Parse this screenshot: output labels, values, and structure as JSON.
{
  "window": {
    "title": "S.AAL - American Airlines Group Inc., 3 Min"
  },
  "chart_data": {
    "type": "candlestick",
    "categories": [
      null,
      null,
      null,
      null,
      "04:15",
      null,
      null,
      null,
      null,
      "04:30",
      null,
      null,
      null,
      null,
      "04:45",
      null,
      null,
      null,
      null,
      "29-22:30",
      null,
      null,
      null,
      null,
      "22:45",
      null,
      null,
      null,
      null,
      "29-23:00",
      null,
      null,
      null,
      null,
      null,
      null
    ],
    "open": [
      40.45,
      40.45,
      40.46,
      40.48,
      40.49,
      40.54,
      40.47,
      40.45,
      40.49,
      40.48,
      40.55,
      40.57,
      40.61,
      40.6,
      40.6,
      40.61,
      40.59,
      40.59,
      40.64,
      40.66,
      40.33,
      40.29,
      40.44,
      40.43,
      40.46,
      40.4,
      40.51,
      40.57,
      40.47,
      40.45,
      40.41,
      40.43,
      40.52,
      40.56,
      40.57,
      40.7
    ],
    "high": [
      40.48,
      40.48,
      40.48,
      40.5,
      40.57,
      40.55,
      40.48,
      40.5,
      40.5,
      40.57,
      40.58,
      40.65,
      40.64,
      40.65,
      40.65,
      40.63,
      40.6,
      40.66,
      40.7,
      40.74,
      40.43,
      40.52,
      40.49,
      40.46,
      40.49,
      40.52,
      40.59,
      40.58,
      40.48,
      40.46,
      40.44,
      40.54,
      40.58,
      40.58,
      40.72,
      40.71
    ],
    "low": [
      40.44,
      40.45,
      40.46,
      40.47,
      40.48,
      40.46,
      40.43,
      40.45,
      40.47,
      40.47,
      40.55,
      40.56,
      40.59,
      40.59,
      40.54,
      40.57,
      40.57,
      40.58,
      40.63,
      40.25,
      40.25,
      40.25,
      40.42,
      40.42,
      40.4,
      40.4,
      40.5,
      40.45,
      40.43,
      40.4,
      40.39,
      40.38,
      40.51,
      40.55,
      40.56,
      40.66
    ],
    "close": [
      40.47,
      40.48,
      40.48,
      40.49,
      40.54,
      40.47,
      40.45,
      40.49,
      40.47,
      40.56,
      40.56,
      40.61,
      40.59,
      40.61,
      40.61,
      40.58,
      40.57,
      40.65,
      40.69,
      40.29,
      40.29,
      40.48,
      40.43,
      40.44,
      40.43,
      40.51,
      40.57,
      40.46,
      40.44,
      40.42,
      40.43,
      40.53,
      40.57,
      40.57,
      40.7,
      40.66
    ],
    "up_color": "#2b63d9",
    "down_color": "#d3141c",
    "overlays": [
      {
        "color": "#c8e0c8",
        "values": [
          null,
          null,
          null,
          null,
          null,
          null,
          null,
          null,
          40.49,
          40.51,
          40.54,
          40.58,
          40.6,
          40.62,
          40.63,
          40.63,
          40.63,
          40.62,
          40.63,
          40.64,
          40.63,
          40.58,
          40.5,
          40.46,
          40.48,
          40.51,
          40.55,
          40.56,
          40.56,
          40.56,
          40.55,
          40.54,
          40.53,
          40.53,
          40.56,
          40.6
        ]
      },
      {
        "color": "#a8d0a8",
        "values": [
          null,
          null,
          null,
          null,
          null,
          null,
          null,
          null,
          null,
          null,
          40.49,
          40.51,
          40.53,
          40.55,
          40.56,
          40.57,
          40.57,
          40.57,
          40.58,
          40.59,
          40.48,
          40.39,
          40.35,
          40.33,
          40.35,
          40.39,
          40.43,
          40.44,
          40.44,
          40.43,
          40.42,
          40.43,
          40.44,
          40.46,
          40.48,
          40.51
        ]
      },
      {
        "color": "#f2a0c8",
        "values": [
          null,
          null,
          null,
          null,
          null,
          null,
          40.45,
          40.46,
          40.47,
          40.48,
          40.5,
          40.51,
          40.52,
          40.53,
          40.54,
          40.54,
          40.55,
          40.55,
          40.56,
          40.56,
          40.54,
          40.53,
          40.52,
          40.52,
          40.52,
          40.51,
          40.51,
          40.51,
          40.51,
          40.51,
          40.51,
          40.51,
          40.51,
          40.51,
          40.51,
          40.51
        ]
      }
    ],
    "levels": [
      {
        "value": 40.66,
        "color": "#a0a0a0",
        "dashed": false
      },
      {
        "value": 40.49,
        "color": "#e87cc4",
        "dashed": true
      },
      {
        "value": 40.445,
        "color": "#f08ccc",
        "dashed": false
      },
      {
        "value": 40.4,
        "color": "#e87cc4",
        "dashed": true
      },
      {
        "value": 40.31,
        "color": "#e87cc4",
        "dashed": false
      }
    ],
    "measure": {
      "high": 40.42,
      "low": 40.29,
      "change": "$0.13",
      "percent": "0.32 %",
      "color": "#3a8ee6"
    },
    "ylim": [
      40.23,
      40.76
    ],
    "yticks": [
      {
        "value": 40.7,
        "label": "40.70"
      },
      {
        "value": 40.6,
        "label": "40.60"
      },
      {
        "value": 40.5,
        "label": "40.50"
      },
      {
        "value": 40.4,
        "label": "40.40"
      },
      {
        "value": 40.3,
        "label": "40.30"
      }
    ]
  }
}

== GIVEN EXERCISE ==
Print every record above exactly as written.

== WRITTEN SOLUTION ==
Parse this screenshot: output labels, values, and structure as JSON.
{
  "window": {
    "title": "S.AAL - American Airlines Group Inc., 3 Min"
  },
  "chart_data": {
    "type": "candlestick",
    "categories": [
      null,
      null,
      null,
      null,
      "04:15",
      null,
      null,
      null,
      null,
      "04:30",
      null,
      null,
      null,
      null,
      "04:45",
      null,
      null,
      null,
      null,
      "29-22:30",
      null,
      null,
      null,
      null,
      "22:45",
      null,
      null,
      null,
      null,
      "29-23:00",
      null,
      null,
      null,
      null,
      null,
      null
    ],
    "open": [
      40.45,
      40.45,
      40.46,
      40.48,
      40.49,
      40.54,
      40.47,
      40.45,
      40.49,
      40.48,
      40.55,
      40.57,
      40.61,
      40.6,
      40.6,
      40.61,
      40.59,
      40.59,
      40.64,
      40.66,
      40.33,
      40.29,
      40.44,
      40.43,
      40.46,
      40.4,
      40.51,
      40.57,
      40.47,
      40.45,
      40.41,
      40.43,
      40.52,
      40.56,
      40.57,
      40.7
    ],
    "high": [
      40.48,
      40.48,
      40.48,
      40.5,
      40.57,
      40.55,
      40.48,
      40.5,
      40.5,
      40.57,
      40.58,
      40.65,
      40.64,
      40.65,
      40.65,
      40.63,
      40.6,
      40.66,
      40.7,
      40.74,
      40.43,
      40.52,
      40.49,
      40.46,
      40.49,
      40.52,
      40.59,
      40.58,
      40.48,
      40.46,
      40.44,
      40.54,
      40.58,
      40.58,
      40.72,
      40.71
    ],
    "low": [
      40.44,
      40.45,
      40.46,
      40.47,
      40.48,
      40.46,
      40.43,
      40.45,
      40.47,
      40.47,
      40.55,
      40.56,
      40.59,
      40.59,
      40.54,
      40.57,
      40.57,
      40.58,
      40.63,
      40.25,
      40.25,
      40.25,
      40.42,
      40.42,
      40.4,
      40.4,
      40.5,
      40.45,
      40.43,
      40.4,
      40.39,
      40.38,
      40.51,
      40.55,
      40.56,
      40.66
    ],
    "close": [
      40.47,
      40.48,
      40.48,
      40.49,
      40.54,
      40.47,
      40.45,
      40.49,
      40.47,
      40.56,
      40.56,
      40.61,
      40.59,
      40.61,
      40.61,
      40.58,
      40.57,
      40.65,
      40.69,
      40.29,
      40.29,
      40.48,
      40.43,
      40.44,
      40.43,
      40.51,
      40.57,
      40.46,
      40.44,
      40.42,
      40.43,
      40.53,
      40.57,
      40.57,
      40.7,
      40.66
    ],
    "up_color": "#2b63d9",
    "down_color": "#d3141c",
    "overlays": [
      {
        "color": "#c8e0c8",
        "values": [
          null,
          null,
          null,
          null,
          null,
          null,
          null,
          null,
          40.49,
          40.51,
          40.54,
          40.58,
          40.6,
          40.62,
          40.63,
          40.63,
          40.63,
          40.62,
          40.63,
          40.64,
          40.63,
          40.58,
          40.5,
          40.46,
          40.48,
          40.51,
          40.55,
          40.56,
          40.56,
          40.56,
          40.55,
          40.54,
          40.53,
          40.53,
          40.56,
          40.6
        ]
      },
      {
        "color": "#a8d0a8",
        "values": [
          null,
          null,
          null,
          null,
          null,
          null,
          null,
          null,
          null,
          null,
          40.49,
          40.51,
          40.53,
          40.55,
          40.56,
          40.57,
          40.57,
          40.57,
          40.58,
          40.59,
          40.48,
          40.39,
          40.35,
          40.33,
          40.35,
          40.39,
          40.43,
          40.44,
          40.44,
          40.43,
          40.42,
          40.43,
          40.44,
          40.46,
          40.48,
          40.51
        ]
      },
      {
        "color": "#f2a0c8",
        "values": [
          null,
          null,
          null,
          null,
          null,
          null,
          40.45,
          40.46,
          40.47,
          40.48,
          40.5,
          40.51,
          40.52,
          40.53,
          40.54,
          40.54,
          40.55,
          40.55,
          40.56,
          40.56,
          40.54,
          40.53,
          40.52,
          40.52,
          40.52,
          40.51,
          40.51,
          40.51,
          40.51,
          40.51,
          40.51,
          40.51,
          40.51,
          40.51,
          40.51,
          40.51
        ]
      }
    ],
    "levels": [
      {
        "value": 40.66,
        "color": "#a0a0a0",
        "dashed": false
      },
      {
        "value": 40.49,
        "color": "#e87cc4",
        "dashed": true
      },
      {
        "value": 40.445,
        "color": "#f08ccc",
        "dashed": false
      },
      {
        "value": 40.4,
        "color": "#e87cc4",
        "dashed": true
      },
      {
        "value": 40.31,
        "color": "#e87cc4",
        "dashed": false
      }
    ],
    "measure": {
      "high": 40.42,
      "low": 40.29,
      "change": "$0.13",
      "percent": "0.32 %",
      "color": "#3a8ee6"
    },
    "ylim": [
      40.23,
      40.76
    ],
    "yticks": [
      {
        "value": 40.7,
        "label": "40.70"
      },
      {
        "value": 40.6,
        "label": "40.60"
      },
      {
        "value": 40.5,
        "label": "40.50"
      },
      {
        "value": 40.4,
        "label": "40.40"
      },
      {
        "value": 40.3,
        "label": "40.30"
      }
    ]
  }
}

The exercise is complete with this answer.